■ **작성할 내용**:
자료구조를 설명하는 지문을 마지막 문장 뒤에서부터 이어 쓰세요.

■ **주어진 지문**:
자료구조(Data Structure)란 데이터를 구성하고, 저장하고, 관리하며, 이를 효율적으로 사용하기 위한 방법론이다. 데이터를 어떤 방식으로 저장하고 조작할 것인가에 따라 알고리즘의 성능이 크게 달라지므로, 자료구조는 알고리즘 설계의 중요한 부분이다.

대표적인 자료구조로는 배열, 연결리스트, 스택, 큐, 트리, 그래프, 해시 테이블 등이 있다. 이 중에서도 각각의 자료구조는 특정한 목적을 가지고 있으며, 특정한 알고리즘을 적용하기 위해서는 적합한 자료구조를 선택해야 한다.

예를 들어, 검색 연산을 수행할 때는 이진 탐색 트리나 해시 테이블과 같은 자료구조를 사용하며, 스택과 큐는 프로그램의 흐름을 제어하기 위해 사용된다. 또한, 그래프와 트리 자료구조는 다양한 문제를 해결하는 데에 활용된다.

자료구조를 잘 활용하면, 불필요한 메모리 사용을 줄이고, 연산 속도를 향상시킬 수 있다. 또한, 프로그램의 가독성과 유지보수성을 향상시키는 데에도 큰 도움을 준다.

스택 (Stack)

데이터를 임시 저장할 때 사용하는 자료구조로, 데이터의 입력과 출력 순서는 후입선출(LIFO) 원칙에 따라 동작한다.

스택은 보통 배열이나 연결 리스트를 이용하여 구현되며, 데이터를 삽입하는 연산을 push, 데이터를 꺼내는 연산을 pop이라고 부른다.

스택은 함수 호출 시에 사용되는 호출 스택(Call Stack)이나, 수식 계산 등에 활용된다. 함수 호출 시에는 함수가 호출되면 호출 스택에 함수의 정보를 저장하고, 함수 실행이 끝나면 스택에서 함수의 정보를 꺼내어 반환값을 반환한다. 수식 계산에는 후위 표기법(Postfix Notation)을 이용하여 수식을 스택에 저장한 후, 스택에서 연산을 수행하면서 결과를 계산한다.

스택은 자료를 저장할 수 있는 공간이 제한적이기 때문에, 스택이 가득 차서 더 이상 자료를 저장할 수 없는 경우에는 스택 오버플로(Stack Overflow)가 발생한다. 반대로, 스택이 비어있는 상태에서 데이터를 꺼내려는 경우에는 스택 언더플로(Stack Underflow)가 발생한다.

스택은 삽입과 삭제 연산이 모두 상수 시간( O(1) )에 이루어지기 때문에, 자료를 저장하고 꺼내는 작업이 빈번한 경우에 유용하게 사용될 수 있다.

■ **저장된 데이터 항목**:
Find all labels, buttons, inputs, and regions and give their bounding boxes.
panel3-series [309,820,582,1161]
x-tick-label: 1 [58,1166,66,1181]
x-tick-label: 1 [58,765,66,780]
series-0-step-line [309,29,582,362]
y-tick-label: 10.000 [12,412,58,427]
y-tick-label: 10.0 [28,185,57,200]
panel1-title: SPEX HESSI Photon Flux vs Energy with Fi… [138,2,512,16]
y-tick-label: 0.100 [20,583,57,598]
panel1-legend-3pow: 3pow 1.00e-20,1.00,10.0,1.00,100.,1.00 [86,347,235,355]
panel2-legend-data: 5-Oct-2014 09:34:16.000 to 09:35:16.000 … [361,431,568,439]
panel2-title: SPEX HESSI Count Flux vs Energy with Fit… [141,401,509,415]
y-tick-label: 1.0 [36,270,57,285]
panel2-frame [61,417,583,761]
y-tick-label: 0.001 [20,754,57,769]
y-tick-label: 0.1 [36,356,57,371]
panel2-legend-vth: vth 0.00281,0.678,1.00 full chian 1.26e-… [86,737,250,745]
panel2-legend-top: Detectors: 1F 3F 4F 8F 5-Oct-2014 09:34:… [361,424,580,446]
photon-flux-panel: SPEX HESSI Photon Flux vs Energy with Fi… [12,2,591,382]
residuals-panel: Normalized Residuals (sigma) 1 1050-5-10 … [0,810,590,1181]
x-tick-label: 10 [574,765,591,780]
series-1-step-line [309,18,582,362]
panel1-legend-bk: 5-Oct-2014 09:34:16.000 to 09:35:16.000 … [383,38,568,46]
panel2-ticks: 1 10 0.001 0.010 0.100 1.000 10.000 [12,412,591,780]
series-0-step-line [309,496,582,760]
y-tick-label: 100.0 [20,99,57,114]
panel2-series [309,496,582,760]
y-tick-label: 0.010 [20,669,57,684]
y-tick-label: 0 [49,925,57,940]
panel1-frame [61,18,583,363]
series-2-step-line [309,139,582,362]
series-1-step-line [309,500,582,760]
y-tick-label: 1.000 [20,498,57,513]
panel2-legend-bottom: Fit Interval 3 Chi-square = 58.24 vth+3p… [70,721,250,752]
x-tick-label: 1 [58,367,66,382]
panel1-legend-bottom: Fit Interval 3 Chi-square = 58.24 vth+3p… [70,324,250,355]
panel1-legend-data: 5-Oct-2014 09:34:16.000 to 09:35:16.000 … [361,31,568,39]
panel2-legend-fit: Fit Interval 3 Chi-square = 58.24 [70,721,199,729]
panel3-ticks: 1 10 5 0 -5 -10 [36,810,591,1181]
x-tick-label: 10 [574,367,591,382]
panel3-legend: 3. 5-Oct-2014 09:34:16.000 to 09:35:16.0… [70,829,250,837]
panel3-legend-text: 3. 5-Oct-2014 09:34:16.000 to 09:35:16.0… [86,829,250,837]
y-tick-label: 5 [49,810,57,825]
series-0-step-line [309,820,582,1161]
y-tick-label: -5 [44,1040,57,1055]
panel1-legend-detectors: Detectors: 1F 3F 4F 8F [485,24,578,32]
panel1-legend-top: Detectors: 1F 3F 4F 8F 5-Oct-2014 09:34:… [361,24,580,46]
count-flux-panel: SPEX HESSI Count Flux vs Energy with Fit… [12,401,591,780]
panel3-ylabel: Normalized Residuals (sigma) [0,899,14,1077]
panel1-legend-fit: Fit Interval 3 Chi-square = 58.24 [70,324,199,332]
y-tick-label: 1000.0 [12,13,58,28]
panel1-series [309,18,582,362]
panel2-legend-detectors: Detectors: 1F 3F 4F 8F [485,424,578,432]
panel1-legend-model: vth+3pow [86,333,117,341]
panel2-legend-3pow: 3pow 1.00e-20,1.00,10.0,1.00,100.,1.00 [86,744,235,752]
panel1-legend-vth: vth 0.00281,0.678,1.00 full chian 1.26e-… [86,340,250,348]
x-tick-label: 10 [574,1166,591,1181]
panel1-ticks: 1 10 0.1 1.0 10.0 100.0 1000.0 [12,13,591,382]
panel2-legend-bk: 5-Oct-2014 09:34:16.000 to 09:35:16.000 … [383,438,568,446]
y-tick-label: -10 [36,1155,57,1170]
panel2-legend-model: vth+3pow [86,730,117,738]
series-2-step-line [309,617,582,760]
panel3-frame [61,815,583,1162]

■ **답변 작성란**:
# ex) 

class Stack:
    def __init__(self):
        self.stack = []
    
    def push(self, data):            # 데이터를 삽입
        self.stack.append(data)
    
    def pop(self):                   # 데이터를 삭제
        if self.is_empty():
            return None
        else:
            return self.stack.pop()
    
    def is_empty(self):              # 스택이 비어있는지 여부를 반환
        return len(self.stack) == 0
    
    def peek(self):                  # 스택의 최상단 데이터를 반환
        if self.is_empty(): 
            return None
        else:
            return self.stack[-1]

큐 (Queue)

스택과 같이 데이터를 임시로 저장하는 자료구조, 선입선출(First-In-First-Out, FIFO)의 구조를 가지고 있다. 큐는 말 그대로 일렬로 늘어선 사람들이 대기줄을 서는 것과 같은 구조다.

예를 들어, 새로운 자료가 큐에 들어가면, 큐의 가장 마지막에 저장됩니다. 그리고 자료를 꺼낼 때는 가장 먼저 저장된 자료부터 꺼내어져 나온다. 이러한 특성 때문에, 먼저 들어간 자료가 먼저 나오는 일이 발생할 때 유용하게 사용된다.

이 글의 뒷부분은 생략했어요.